Convert every line in the records below into a JSON list of strings, one string per line, skipping any blank lines. Leave the pictures out of the list.

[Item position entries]
..............................

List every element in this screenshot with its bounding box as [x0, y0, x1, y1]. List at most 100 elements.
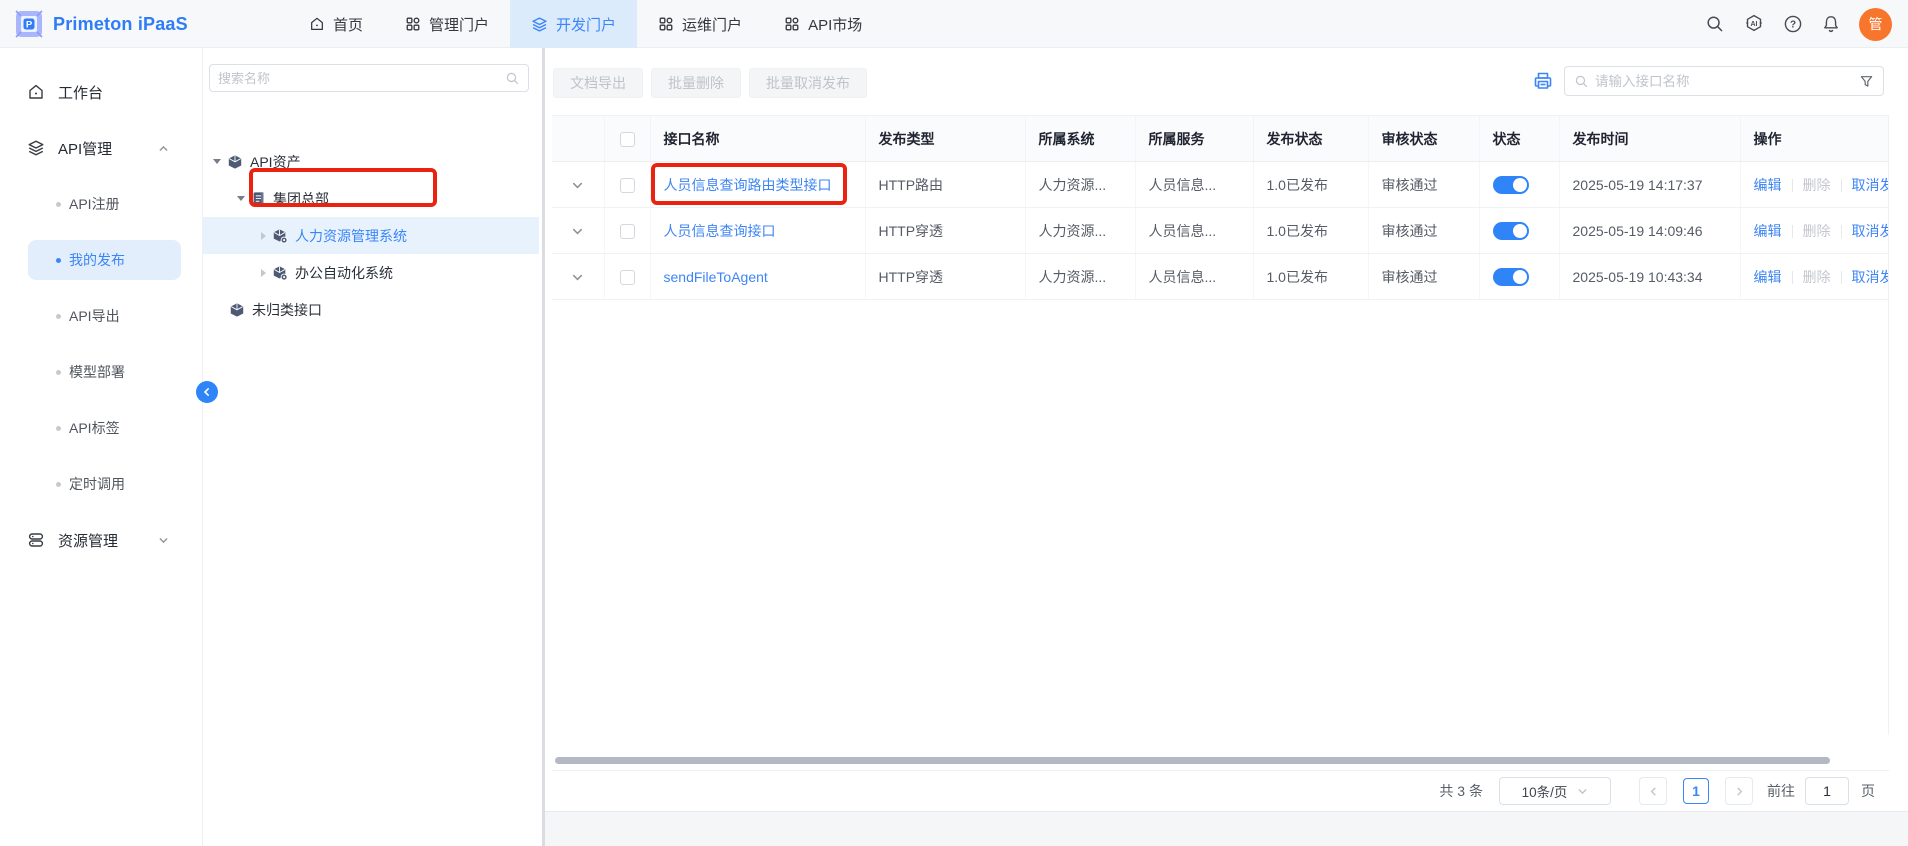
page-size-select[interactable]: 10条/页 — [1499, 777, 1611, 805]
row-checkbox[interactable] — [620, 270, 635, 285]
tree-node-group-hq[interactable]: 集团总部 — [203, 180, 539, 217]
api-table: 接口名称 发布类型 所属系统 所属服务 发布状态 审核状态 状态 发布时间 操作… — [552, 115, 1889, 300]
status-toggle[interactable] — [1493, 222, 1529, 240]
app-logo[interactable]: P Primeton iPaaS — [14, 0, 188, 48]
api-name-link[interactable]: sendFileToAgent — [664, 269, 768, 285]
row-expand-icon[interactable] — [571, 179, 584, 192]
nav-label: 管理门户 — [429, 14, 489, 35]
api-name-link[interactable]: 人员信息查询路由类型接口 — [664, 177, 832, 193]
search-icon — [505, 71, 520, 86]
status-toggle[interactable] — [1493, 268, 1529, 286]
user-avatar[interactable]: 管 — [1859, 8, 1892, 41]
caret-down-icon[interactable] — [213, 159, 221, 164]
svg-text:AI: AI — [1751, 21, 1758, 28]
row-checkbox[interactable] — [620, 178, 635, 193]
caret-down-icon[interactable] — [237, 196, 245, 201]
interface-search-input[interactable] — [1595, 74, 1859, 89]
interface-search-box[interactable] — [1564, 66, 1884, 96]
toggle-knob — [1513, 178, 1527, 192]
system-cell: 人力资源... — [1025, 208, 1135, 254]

..............................

WORKED ANSWER:
[
  "List every element in this screenshot with its bounding box as [x0, y0, x1, y1]. List at most 100 elements.",
  "page-size-select[interactable]: 10条/页 — [1499, 777, 1611, 805]",
  "row-checkbox[interactable] — [620, 270, 635, 285]",
  "tree-node-group-hq[interactable]: 集团总部 — [203, 180, 539, 217]",
  "api-table: 接口名称 发布类型 所属系统 所属服务 发布状态 审核状态 状态 发布时间 操作… — [552, 115, 1889, 300]",
  "status-toggle[interactable] — [1493, 222, 1529, 240]",
  "app-logo[interactable]: P Primeton iPaaS — [14, 0, 188, 48]",
  "api-name-link[interactable]: sendFileToAgent — [664, 269, 768, 285]",
  "row-expand-icon[interactable] — [571, 179, 584, 192]",
  "nav-label: 管理门户 — [429, 14, 489, 35]",
  "api-name-link[interactable]: 人员信息查询路由类型接口 — [664, 177, 832, 193]",
  "search-icon — [505, 71, 520, 86]",
  "status-toggle[interactable] — [1493, 268, 1529, 286]",
  "user-avatar[interactable]: 管 — [1859, 8, 1892, 41]",
  "caret-down-icon[interactable] — [213, 159, 221, 164]",
  "svg-text:AI: AI — [1751, 21, 1758, 28]",
  "row-checkbox[interactable] — [620, 178, 635, 193]",
  "caret-down-icon[interactable] — [237, 196, 245, 201]",
  "interface-search-input[interactable] — [1595, 74, 1859, 89]",
  "interface-search-box[interactable] — [1564, 66, 1884, 96]",
  "toggle-knob — [1513, 178, 1527, 192]",
  "system-cell: 人力资源... — [1025, 208, 1135, 254]"
]